INSTRUCTIONS TO FOLLOW:
Some lines in the listing below may include the string "Success". How many are there? Give only the number.

^^^^

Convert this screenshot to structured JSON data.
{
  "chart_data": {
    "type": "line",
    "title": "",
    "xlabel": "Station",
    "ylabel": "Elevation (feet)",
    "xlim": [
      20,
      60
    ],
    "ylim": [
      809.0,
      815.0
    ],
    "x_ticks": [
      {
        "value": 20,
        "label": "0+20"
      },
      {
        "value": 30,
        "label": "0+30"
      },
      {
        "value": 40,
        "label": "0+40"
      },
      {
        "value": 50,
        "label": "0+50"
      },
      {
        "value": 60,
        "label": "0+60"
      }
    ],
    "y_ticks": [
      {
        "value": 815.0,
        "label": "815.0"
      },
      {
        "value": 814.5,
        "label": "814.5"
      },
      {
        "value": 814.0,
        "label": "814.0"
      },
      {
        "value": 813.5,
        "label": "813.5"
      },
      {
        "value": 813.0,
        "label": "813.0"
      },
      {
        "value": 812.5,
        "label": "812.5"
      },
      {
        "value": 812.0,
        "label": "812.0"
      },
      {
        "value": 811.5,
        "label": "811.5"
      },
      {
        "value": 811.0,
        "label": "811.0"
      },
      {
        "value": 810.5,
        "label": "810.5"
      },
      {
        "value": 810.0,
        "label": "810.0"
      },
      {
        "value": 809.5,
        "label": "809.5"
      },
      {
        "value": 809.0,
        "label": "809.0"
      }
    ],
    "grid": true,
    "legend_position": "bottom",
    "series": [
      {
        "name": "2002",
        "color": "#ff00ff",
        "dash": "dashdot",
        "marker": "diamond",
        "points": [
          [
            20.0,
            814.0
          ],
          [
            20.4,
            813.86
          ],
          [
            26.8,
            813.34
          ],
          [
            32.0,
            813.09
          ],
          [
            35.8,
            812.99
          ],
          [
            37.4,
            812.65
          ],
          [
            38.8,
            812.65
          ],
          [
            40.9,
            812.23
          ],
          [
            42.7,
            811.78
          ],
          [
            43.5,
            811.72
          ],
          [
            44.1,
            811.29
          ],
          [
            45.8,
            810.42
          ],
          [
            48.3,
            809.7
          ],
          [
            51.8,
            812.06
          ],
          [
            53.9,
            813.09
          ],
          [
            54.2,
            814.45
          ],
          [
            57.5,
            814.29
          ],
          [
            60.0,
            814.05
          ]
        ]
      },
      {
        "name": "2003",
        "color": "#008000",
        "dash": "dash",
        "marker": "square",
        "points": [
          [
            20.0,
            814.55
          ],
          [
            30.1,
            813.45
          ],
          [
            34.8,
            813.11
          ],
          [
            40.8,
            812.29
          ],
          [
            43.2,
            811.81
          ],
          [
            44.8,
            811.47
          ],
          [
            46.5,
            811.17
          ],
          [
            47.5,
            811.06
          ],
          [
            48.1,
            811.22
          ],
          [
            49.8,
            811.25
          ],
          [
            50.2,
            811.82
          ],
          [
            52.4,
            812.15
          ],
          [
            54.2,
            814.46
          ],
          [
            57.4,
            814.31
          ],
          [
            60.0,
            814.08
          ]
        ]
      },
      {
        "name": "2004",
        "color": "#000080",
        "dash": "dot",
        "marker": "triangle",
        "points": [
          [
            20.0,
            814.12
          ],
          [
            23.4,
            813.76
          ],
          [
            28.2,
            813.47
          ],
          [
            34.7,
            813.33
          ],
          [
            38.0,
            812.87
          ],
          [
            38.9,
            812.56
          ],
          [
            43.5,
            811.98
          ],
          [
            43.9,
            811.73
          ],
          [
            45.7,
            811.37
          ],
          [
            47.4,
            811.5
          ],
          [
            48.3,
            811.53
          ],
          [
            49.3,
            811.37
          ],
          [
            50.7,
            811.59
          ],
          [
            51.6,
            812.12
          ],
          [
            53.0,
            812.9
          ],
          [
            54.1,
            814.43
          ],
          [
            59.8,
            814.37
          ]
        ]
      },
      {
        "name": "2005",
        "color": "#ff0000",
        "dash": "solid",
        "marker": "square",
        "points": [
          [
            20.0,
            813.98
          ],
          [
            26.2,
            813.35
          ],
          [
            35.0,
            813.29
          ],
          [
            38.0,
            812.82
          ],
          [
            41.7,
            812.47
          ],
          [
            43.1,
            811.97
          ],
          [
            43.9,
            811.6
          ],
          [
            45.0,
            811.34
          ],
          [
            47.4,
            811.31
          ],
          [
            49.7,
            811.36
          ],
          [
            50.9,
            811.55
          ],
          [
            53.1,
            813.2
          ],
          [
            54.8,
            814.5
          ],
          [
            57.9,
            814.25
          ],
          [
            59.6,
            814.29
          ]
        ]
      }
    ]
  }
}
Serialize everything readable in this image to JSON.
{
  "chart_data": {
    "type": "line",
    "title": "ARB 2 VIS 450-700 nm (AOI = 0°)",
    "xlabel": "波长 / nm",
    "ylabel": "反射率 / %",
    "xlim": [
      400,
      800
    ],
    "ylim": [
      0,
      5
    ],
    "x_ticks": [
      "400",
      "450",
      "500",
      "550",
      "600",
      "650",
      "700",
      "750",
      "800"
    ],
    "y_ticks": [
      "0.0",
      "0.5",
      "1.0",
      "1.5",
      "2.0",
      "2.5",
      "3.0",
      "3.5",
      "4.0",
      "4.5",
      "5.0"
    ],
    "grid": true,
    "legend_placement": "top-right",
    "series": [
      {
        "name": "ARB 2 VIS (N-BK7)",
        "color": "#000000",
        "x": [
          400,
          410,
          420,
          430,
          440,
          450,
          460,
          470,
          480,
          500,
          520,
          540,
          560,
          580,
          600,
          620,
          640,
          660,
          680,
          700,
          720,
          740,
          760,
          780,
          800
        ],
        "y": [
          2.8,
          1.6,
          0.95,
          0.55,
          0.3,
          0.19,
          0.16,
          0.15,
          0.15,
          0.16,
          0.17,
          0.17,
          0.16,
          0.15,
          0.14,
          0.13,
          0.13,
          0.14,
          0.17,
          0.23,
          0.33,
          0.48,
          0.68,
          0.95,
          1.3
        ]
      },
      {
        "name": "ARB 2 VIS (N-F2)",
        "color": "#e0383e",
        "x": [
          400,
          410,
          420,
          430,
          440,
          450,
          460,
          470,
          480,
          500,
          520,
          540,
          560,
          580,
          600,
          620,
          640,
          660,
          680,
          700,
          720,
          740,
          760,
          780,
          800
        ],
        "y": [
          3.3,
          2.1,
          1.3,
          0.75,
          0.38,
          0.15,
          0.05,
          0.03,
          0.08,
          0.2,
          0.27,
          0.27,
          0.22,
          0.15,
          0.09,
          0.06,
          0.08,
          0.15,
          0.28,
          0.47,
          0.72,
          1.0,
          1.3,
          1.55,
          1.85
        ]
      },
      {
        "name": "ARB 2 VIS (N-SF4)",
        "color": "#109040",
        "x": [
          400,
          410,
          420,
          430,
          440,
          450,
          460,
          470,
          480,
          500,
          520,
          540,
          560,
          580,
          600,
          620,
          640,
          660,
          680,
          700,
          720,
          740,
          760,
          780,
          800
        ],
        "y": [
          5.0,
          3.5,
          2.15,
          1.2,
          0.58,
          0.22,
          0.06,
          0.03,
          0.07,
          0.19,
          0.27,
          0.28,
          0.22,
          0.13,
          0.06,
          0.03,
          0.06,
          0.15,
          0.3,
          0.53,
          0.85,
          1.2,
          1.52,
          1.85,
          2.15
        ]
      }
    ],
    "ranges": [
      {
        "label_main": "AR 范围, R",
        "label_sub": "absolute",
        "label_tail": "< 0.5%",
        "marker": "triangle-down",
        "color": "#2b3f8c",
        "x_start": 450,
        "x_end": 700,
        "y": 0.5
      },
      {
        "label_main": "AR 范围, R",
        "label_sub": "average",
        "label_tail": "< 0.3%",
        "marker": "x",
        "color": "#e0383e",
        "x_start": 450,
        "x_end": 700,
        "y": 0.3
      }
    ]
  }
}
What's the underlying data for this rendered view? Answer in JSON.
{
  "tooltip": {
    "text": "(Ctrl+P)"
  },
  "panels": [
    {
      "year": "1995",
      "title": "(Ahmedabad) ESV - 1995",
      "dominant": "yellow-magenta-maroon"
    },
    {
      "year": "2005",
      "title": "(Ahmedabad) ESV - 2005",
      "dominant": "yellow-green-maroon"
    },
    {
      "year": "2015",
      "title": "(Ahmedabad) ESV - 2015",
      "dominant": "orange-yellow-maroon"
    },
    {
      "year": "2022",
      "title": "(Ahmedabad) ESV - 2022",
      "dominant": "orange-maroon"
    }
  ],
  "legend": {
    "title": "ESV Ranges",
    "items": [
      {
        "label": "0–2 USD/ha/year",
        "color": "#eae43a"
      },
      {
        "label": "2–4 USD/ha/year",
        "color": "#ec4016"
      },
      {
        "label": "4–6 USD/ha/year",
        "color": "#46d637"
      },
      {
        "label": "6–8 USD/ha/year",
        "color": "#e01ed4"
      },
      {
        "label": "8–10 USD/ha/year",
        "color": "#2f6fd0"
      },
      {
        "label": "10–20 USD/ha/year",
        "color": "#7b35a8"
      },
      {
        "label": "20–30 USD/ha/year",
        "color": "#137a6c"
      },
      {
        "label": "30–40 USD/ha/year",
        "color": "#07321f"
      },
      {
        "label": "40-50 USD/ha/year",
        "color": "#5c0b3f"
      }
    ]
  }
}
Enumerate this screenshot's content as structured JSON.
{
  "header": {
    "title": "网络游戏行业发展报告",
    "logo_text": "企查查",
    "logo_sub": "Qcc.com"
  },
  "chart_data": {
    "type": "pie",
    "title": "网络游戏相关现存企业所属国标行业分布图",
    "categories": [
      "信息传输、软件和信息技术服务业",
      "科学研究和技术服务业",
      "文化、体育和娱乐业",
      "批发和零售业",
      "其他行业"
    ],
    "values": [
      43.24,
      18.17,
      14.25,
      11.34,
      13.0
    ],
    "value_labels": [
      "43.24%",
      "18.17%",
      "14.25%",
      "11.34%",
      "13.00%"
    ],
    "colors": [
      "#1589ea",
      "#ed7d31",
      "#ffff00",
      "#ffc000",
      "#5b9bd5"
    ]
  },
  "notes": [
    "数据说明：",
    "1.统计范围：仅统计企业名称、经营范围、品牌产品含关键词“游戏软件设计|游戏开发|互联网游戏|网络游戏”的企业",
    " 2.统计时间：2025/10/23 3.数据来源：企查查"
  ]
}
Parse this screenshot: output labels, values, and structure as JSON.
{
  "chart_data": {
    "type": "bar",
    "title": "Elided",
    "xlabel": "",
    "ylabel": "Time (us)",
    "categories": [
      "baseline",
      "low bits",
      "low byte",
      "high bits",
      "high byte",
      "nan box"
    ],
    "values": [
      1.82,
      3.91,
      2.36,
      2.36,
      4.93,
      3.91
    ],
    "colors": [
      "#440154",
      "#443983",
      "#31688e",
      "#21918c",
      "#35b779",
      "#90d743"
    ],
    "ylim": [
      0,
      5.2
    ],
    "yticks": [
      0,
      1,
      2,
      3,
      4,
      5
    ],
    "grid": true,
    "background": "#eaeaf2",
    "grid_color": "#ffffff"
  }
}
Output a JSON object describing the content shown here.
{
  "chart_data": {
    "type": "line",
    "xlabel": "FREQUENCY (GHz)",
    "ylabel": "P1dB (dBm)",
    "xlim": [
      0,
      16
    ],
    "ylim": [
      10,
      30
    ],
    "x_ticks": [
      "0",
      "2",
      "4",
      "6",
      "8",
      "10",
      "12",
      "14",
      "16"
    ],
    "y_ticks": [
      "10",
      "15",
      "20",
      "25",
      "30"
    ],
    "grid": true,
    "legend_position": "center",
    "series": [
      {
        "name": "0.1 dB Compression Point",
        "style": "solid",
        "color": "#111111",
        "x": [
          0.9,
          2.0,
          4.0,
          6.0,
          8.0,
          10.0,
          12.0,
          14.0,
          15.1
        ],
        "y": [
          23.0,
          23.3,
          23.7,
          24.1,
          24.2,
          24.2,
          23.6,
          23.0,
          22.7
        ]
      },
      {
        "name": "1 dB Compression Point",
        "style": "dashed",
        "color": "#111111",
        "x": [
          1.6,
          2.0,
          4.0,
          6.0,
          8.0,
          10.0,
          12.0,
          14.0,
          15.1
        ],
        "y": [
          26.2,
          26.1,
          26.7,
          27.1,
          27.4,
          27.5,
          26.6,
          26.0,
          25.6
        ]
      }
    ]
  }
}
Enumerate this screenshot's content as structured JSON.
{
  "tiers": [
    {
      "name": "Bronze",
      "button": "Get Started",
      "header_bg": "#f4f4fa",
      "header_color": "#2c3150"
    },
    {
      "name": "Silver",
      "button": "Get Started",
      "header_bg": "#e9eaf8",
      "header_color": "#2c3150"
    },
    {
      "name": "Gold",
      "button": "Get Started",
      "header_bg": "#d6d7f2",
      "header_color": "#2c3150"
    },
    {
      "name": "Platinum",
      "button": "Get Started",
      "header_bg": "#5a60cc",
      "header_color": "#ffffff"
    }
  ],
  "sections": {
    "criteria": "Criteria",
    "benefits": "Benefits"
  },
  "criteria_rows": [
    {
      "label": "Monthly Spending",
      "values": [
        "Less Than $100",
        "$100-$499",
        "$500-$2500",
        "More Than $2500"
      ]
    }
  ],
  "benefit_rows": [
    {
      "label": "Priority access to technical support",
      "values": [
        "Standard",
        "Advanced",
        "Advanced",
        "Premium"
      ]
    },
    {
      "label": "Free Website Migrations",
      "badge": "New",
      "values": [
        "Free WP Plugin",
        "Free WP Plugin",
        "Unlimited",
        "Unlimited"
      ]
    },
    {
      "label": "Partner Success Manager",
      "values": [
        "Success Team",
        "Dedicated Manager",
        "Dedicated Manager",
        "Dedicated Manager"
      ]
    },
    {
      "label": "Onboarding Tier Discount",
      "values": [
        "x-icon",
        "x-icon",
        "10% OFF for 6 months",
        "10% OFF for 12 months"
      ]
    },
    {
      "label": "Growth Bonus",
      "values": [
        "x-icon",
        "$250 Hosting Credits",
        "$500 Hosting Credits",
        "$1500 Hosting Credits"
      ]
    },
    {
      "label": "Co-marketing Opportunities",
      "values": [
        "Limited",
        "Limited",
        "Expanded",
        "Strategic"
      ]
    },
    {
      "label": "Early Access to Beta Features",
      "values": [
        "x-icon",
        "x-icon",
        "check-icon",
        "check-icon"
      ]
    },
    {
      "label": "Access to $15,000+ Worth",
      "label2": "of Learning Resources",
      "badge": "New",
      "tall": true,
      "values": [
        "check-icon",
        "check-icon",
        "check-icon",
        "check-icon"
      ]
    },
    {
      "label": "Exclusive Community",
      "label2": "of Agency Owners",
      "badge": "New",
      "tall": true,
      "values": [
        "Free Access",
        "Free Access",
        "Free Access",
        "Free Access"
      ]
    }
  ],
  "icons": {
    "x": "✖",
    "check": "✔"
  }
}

^^^^

FULL OUTPUT:
2